**GIVEN INSTRUCTION**
Copy the entries below line for line, changing nothing.

** START TASK INPUTS **

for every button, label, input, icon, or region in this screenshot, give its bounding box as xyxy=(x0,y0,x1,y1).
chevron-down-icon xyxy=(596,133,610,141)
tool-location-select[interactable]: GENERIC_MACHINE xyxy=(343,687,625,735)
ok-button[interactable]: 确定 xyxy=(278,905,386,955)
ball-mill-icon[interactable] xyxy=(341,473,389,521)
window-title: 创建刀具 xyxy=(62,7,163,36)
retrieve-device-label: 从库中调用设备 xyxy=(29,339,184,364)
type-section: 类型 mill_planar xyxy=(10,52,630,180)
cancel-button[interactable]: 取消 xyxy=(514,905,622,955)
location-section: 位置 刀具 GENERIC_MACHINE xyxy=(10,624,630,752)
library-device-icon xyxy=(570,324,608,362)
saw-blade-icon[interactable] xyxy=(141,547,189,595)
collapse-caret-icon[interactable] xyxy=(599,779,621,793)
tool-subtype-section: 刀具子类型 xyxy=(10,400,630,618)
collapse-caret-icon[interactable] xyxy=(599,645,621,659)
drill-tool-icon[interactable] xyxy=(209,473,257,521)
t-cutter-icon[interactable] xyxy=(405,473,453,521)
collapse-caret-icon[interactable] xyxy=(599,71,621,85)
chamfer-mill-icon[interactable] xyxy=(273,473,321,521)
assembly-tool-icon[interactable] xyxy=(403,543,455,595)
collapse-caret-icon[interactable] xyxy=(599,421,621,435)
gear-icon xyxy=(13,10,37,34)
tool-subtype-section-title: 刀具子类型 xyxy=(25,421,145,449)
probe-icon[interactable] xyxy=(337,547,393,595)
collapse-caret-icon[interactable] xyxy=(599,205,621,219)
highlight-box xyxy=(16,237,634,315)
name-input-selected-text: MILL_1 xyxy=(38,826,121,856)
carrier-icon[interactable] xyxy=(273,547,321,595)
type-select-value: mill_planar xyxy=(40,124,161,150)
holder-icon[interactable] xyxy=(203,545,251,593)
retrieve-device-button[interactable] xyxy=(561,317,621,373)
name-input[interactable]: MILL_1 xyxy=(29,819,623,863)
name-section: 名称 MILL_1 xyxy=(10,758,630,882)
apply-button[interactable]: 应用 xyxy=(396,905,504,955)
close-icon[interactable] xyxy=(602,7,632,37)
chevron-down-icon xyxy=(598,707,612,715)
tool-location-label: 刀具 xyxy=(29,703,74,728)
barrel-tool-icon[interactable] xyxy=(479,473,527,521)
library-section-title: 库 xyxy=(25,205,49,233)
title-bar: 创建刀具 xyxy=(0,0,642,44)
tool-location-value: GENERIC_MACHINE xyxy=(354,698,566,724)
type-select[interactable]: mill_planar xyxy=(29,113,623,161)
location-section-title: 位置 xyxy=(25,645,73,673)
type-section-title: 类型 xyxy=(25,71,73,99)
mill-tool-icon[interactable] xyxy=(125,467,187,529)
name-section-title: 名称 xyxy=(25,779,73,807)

** END TASK INPUTS **

**THE ANSWER**
for every button, label, input, icon, or region in this screenshot, give its bounding box as xyxy=(x0,y0,x1,y1).
chevron-down-icon xyxy=(596,133,610,141)
tool-location-select[interactable]: GENERIC_MACHINE xyxy=(343,687,625,735)
ok-button[interactable]: 确定 xyxy=(278,905,386,955)
ball-mill-icon[interactable] xyxy=(341,473,389,521)
window-title: 创建刀具 xyxy=(62,7,163,36)
retrieve-device-label: 从库中调用设备 xyxy=(29,339,184,364)
type-section: 类型 mill_planar xyxy=(10,52,630,180)
cancel-button[interactable]: 取消 xyxy=(514,905,622,955)
location-section: 位置 刀具 GENERIC_MACHINE xyxy=(10,624,630,752)
library-device-icon xyxy=(570,324,608,362)
saw-blade-icon[interactable] xyxy=(141,547,189,595)
collapse-caret-icon[interactable] xyxy=(599,779,621,793)
tool-subtype-section: 刀具子类型 xyxy=(10,400,630,618)
collapse-caret-icon[interactable] xyxy=(599,645,621,659)
drill-tool-icon[interactable] xyxy=(209,473,257,521)
t-cutter-icon[interactable] xyxy=(405,473,453,521)
collapse-caret-icon[interactable] xyxy=(599,71,621,85)
chamfer-mill-icon[interactable] xyxy=(273,473,321,521)
assembly-tool-icon[interactable] xyxy=(403,543,455,595)
collapse-caret-icon[interactable] xyxy=(599,421,621,435)
gear-icon xyxy=(13,10,37,34)
tool-subtype-section-title: 刀具子类型 xyxy=(25,421,145,449)
probe-icon[interactable] xyxy=(337,547,393,595)
collapse-caret-icon[interactable] xyxy=(599,205,621,219)
highlight-box xyxy=(16,237,634,315)
name-input-selected-text: MILL_1 xyxy=(38,826,121,856)
carrier-icon[interactable] xyxy=(273,547,321,595)
type-select-value: mill_planar xyxy=(40,124,161,150)
holder-icon[interactable] xyxy=(203,545,251,593)
retrieve-device-button[interactable] xyxy=(561,317,621,373)
name-input[interactable]: MILL_1 xyxy=(29,819,623,863)
name-section: 名称 MILL_1 xyxy=(10,758,630,882)
apply-button[interactable]: 应用 xyxy=(396,905,504,955)
close-icon[interactable] xyxy=(602,7,632,37)
chevron-down-icon xyxy=(598,707,612,715)
tool-location-label: 刀具 xyxy=(29,703,74,728)
barrel-tool-icon[interactable] xyxy=(479,473,527,521)
library-section-title: 库 xyxy=(25,205,49,233)
title-bar: 创建刀具 xyxy=(0,0,642,44)
tool-location-value: GENERIC_MACHINE xyxy=(354,698,566,724)
type-select[interactable]: mill_planar xyxy=(29,113,623,161)
location-section-title: 位置 xyxy=(25,645,73,673)
type-section-title: 类型 xyxy=(25,71,73,99)
mill-tool-icon[interactable] xyxy=(125,467,187,529)
name-section-title: 名称 xyxy=(25,779,73,807)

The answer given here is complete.